Text:
BEGIN

Brief overview of Fukuda, Pall8 methods. Objects were sequentially presented for 2 s each during the encoding phase. Then memory for half of the objects from half of the categories was tested in the recognition practice phase. Memory for all objects was then tested in the final recognition phase.

The encoding phase was followed by a recognition practice phase in which objects from a portion of the studied object categories (60/90) were presented sequentially. Subjects were asked to respond whether the presented object was old or new in addition to their confidence level (60%, 80%, or 100% confident). Three conditions were interleaved during this phase; one third of the practiced object categories only presented old objects (all-old condition), another third only presented new objects (all-new condition), and the final third of object categories presented the typical 50/50 old/new divide of objects (mixed condition). This within-subject practice phase manipulation was the critical manipulation to determine whether both recognition of old objects and rejection of new objects was required for induced forgetting. There was a total of 240 trials in the recognition practice phase, and the color of the fixation dot changed upon response to provide subjects with 100% valid feedback (green if correct, red if incorrect) for the trial.

END

Written request A:
Answer these questions from the methods text:
(i) For how long was each object shown during the encoding phase?
(ii) How many of the 90 studied object categories had objects presented in the recognition practice phase?
(iii) How many trials did the recognition practice phase have in total?
Written request B:
Repeat the part of the methods text that opens with the words containing "Brief overview of" and closes with "final recognition phase.".

Material shown:
BEGIN

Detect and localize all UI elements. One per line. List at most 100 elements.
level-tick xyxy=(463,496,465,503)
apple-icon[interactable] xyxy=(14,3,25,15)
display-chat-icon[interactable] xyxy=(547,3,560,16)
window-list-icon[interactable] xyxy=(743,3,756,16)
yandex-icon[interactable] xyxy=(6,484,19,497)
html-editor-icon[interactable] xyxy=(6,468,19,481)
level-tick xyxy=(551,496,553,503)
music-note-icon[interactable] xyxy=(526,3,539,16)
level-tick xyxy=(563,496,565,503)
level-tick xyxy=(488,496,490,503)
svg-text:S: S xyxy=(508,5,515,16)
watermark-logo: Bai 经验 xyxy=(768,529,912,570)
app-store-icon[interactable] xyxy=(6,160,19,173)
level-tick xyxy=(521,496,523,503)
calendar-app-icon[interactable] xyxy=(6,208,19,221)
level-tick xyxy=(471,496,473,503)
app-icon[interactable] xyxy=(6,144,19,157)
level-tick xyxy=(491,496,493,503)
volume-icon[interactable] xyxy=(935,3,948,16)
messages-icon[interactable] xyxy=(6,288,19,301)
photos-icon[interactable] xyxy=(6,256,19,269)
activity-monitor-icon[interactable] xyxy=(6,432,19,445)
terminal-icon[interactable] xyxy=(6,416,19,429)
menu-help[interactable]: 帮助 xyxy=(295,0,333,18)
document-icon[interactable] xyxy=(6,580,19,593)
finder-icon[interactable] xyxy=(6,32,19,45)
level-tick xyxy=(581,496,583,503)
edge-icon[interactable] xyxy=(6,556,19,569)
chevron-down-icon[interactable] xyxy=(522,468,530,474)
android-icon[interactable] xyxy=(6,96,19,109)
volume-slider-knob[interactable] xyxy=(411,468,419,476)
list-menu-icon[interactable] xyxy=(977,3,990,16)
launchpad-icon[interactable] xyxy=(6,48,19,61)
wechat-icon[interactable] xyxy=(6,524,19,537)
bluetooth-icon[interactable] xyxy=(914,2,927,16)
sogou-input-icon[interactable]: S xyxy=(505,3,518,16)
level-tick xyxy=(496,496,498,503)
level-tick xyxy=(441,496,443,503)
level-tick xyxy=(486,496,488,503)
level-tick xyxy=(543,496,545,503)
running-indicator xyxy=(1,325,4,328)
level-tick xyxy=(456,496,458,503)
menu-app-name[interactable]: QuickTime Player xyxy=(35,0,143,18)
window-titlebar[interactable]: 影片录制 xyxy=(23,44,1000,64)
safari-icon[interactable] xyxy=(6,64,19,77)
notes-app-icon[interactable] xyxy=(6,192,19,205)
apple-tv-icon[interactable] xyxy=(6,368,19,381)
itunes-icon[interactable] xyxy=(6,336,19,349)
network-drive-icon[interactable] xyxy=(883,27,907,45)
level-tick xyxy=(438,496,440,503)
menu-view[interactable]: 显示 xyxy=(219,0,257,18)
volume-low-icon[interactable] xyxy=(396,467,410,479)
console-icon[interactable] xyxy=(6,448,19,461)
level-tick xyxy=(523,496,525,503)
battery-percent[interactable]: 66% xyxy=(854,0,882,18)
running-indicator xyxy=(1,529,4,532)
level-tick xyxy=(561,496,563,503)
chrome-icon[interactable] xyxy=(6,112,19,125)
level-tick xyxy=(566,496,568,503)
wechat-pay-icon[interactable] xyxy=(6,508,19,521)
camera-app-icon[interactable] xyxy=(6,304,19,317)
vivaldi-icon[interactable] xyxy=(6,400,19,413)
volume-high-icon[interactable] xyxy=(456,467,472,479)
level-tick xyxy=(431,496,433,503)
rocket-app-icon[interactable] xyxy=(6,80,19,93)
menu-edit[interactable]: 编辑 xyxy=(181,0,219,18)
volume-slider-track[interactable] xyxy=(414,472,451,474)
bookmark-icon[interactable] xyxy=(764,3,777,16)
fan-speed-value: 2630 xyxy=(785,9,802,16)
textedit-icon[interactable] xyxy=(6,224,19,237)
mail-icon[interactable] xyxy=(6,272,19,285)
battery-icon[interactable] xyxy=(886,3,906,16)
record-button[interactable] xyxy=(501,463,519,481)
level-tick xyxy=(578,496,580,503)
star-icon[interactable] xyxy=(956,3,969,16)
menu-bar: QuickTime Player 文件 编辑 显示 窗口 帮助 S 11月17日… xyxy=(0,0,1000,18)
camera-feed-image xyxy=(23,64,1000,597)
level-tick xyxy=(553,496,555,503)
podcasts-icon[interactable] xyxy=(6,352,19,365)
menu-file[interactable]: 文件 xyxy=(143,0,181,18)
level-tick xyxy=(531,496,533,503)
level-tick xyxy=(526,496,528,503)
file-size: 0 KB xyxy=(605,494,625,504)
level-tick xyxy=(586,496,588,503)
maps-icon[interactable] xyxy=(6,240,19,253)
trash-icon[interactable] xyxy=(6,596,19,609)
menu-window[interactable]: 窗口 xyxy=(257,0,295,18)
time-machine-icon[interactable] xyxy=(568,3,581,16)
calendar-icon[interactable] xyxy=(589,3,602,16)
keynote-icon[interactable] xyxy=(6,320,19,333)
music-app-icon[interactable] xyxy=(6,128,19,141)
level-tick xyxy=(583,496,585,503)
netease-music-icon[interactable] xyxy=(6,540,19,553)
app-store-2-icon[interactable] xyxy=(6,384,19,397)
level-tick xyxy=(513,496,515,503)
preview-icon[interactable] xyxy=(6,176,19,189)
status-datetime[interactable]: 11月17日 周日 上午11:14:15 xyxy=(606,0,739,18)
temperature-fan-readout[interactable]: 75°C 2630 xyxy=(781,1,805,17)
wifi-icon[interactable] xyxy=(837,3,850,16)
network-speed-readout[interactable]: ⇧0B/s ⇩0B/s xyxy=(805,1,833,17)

END

Exercise response A:
(i) 2 s
(ii) 60
(iii) 240

Exercise response B:
Brief overview of Fukuda, Pall8 methods. Objects were sequentially presented for 2 s each during the encoding phase. Then memory for half of the objects from half of the categories was tested in the recognition practice phase. Memory for all objects was then tested in the final recognition phase.